Stored items from a collection:

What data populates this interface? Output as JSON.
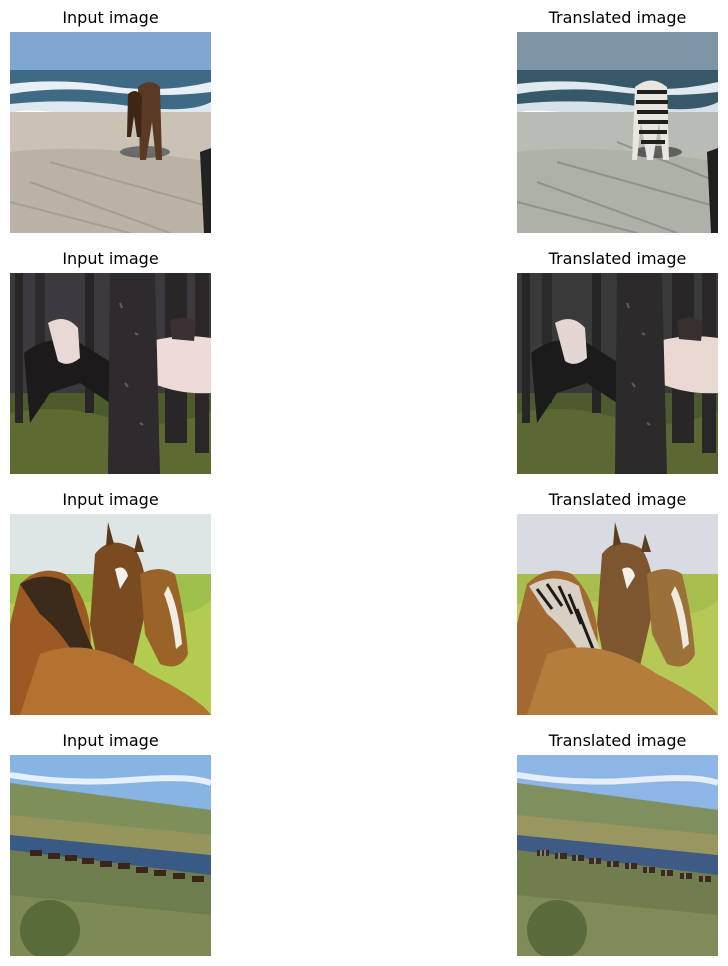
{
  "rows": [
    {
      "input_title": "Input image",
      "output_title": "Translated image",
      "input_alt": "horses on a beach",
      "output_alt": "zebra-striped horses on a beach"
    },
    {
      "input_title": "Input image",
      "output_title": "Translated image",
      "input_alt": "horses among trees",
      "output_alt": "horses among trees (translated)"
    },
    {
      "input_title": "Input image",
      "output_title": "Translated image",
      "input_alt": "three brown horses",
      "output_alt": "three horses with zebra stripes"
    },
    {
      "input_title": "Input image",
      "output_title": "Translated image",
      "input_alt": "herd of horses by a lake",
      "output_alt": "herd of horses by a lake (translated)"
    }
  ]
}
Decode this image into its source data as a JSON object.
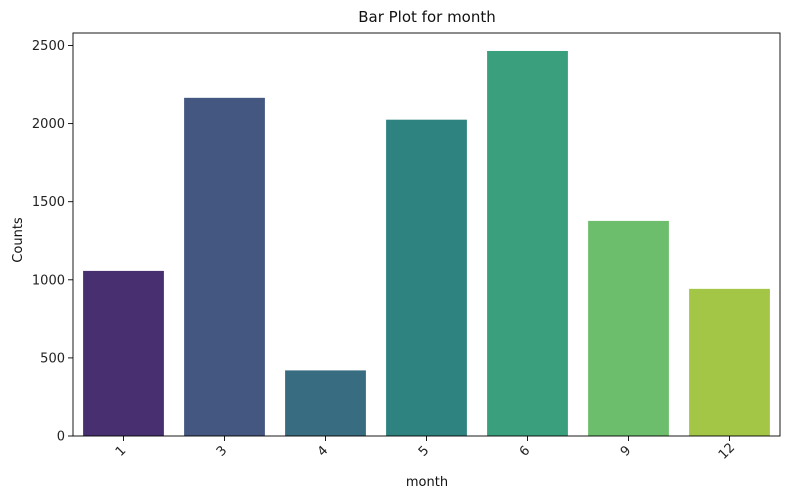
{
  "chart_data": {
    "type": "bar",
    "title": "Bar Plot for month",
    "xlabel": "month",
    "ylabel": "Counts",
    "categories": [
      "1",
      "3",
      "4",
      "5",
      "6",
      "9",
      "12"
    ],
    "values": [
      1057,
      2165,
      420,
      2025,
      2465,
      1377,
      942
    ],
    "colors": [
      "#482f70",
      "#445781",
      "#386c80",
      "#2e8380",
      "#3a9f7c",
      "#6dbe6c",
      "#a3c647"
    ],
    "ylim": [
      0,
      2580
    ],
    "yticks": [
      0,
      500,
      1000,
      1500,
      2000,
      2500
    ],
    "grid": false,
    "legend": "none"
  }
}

==

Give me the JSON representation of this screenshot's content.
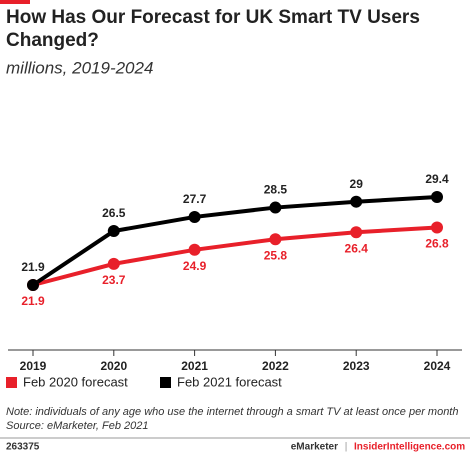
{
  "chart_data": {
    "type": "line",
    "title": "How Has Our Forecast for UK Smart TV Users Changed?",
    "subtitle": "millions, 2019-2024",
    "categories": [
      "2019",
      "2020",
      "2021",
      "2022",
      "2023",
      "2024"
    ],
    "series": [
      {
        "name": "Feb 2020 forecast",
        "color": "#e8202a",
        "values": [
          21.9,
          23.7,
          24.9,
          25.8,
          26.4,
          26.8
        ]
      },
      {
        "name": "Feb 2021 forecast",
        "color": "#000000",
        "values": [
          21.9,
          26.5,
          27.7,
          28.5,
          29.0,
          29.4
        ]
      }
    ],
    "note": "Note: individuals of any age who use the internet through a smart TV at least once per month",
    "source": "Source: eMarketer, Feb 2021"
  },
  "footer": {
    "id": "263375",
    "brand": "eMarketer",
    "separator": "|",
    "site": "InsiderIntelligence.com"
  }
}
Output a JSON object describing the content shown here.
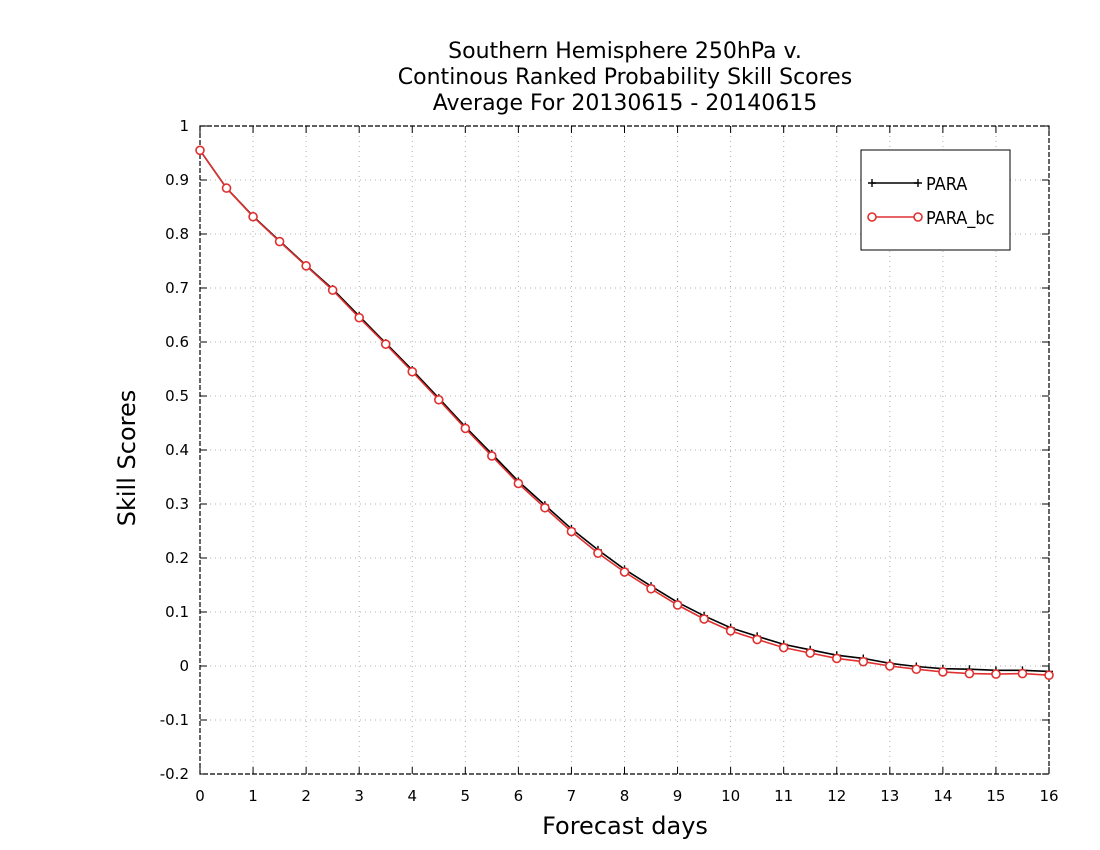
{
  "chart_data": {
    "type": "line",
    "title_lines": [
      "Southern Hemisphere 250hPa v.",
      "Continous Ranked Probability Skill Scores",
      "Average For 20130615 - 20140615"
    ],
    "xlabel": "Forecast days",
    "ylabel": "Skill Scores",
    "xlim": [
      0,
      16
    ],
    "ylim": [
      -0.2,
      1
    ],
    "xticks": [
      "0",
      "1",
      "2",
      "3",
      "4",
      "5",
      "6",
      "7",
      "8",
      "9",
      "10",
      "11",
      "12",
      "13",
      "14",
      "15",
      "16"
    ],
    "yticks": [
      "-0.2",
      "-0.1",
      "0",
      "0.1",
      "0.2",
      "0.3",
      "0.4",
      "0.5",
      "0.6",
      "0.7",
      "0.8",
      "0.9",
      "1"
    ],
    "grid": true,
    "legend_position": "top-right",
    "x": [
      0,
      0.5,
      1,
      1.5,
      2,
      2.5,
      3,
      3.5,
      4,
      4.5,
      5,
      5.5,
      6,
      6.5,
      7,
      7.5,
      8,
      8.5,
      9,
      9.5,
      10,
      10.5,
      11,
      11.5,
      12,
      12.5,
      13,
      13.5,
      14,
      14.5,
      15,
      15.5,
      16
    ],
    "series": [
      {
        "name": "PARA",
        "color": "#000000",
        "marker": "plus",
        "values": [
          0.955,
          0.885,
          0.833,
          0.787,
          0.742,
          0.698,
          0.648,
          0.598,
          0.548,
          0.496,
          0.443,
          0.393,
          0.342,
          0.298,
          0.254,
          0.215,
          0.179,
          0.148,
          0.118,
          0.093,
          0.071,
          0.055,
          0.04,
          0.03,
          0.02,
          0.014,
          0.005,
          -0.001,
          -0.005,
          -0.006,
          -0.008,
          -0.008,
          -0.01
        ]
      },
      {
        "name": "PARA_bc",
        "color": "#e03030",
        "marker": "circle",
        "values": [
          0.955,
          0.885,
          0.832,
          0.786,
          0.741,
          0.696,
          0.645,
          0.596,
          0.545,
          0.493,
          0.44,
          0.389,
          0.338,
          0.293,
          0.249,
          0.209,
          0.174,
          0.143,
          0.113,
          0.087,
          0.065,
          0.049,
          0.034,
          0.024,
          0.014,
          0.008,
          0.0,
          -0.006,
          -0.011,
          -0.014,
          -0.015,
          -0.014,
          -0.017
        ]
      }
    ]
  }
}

- _SHORT TASK_:
Report how many lines of the records above contain the word "source", and give only that number.

- _OUTPUT BELOW_:
2